▶ **OBJECTIVE**
Isolate every line in the records below with "Global" in it.

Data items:

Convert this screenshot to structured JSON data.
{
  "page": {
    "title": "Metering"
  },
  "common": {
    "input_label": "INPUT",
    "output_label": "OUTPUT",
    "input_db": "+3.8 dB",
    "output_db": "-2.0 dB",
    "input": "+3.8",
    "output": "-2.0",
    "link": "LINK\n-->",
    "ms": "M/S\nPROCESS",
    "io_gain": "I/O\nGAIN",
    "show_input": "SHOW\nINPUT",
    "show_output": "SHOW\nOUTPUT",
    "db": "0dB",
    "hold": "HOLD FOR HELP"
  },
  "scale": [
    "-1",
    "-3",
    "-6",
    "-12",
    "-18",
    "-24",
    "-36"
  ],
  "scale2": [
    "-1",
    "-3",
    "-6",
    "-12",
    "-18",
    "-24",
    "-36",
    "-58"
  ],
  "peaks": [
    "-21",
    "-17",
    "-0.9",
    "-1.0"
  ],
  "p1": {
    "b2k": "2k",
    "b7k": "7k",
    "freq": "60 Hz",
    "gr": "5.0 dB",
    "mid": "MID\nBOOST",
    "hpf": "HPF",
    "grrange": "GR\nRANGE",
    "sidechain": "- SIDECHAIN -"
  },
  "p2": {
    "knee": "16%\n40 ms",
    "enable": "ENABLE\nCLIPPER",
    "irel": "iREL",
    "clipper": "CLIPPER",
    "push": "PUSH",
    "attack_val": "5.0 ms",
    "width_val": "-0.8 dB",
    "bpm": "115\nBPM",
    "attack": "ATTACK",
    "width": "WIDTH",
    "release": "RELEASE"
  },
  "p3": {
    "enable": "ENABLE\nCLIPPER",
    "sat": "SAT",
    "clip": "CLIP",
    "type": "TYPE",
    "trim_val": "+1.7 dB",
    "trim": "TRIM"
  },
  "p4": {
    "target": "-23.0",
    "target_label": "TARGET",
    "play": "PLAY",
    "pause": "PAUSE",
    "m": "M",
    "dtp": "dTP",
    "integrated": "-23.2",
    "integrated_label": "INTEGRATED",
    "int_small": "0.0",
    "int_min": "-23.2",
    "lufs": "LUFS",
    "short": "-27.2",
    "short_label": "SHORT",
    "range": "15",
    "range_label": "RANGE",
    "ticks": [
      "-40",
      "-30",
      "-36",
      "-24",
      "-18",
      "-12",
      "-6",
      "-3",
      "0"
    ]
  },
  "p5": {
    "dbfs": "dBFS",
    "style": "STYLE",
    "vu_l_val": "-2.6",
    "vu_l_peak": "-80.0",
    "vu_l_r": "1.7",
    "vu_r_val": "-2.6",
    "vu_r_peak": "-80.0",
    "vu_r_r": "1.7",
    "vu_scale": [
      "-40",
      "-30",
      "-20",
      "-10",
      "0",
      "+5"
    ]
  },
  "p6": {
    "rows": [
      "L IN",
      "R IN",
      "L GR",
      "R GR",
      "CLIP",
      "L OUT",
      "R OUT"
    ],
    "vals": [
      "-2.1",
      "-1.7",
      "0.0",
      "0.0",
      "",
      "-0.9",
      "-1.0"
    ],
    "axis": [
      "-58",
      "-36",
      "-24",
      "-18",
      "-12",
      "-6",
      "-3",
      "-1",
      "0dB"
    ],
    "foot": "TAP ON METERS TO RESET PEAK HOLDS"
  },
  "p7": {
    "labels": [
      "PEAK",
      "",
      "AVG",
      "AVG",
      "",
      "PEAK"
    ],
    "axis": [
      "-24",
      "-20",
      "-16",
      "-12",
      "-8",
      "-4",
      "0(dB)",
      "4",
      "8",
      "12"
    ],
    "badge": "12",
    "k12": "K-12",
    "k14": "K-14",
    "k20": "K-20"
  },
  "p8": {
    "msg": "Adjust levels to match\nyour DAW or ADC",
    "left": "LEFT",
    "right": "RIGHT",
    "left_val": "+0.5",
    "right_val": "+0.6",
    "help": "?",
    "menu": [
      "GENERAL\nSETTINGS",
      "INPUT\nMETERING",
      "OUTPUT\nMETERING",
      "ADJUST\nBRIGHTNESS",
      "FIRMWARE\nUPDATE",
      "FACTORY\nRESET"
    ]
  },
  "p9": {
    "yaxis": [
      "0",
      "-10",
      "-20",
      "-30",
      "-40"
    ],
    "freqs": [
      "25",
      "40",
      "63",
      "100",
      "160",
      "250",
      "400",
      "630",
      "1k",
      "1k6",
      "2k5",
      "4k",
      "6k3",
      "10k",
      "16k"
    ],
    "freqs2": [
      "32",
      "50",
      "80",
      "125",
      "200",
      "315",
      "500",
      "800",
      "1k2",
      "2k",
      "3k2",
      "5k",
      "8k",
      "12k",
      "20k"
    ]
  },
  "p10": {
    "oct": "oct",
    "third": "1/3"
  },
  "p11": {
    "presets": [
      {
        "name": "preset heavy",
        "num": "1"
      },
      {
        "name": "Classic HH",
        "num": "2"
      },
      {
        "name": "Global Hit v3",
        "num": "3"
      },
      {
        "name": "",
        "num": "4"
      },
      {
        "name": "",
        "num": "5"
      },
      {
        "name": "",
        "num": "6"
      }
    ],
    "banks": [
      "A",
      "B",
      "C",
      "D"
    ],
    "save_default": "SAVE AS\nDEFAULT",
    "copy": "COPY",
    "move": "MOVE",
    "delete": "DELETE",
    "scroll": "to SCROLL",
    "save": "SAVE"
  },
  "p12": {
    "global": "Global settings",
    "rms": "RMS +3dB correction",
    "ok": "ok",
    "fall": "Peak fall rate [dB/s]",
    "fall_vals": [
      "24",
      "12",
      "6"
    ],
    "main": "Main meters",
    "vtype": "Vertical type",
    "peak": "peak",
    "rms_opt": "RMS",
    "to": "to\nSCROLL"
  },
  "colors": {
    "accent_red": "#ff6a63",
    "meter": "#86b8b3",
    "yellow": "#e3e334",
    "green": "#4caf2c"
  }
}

▶ **RESULT OF THE TASK**
        "name": "Global Hit v3",
    "global": "Global settings",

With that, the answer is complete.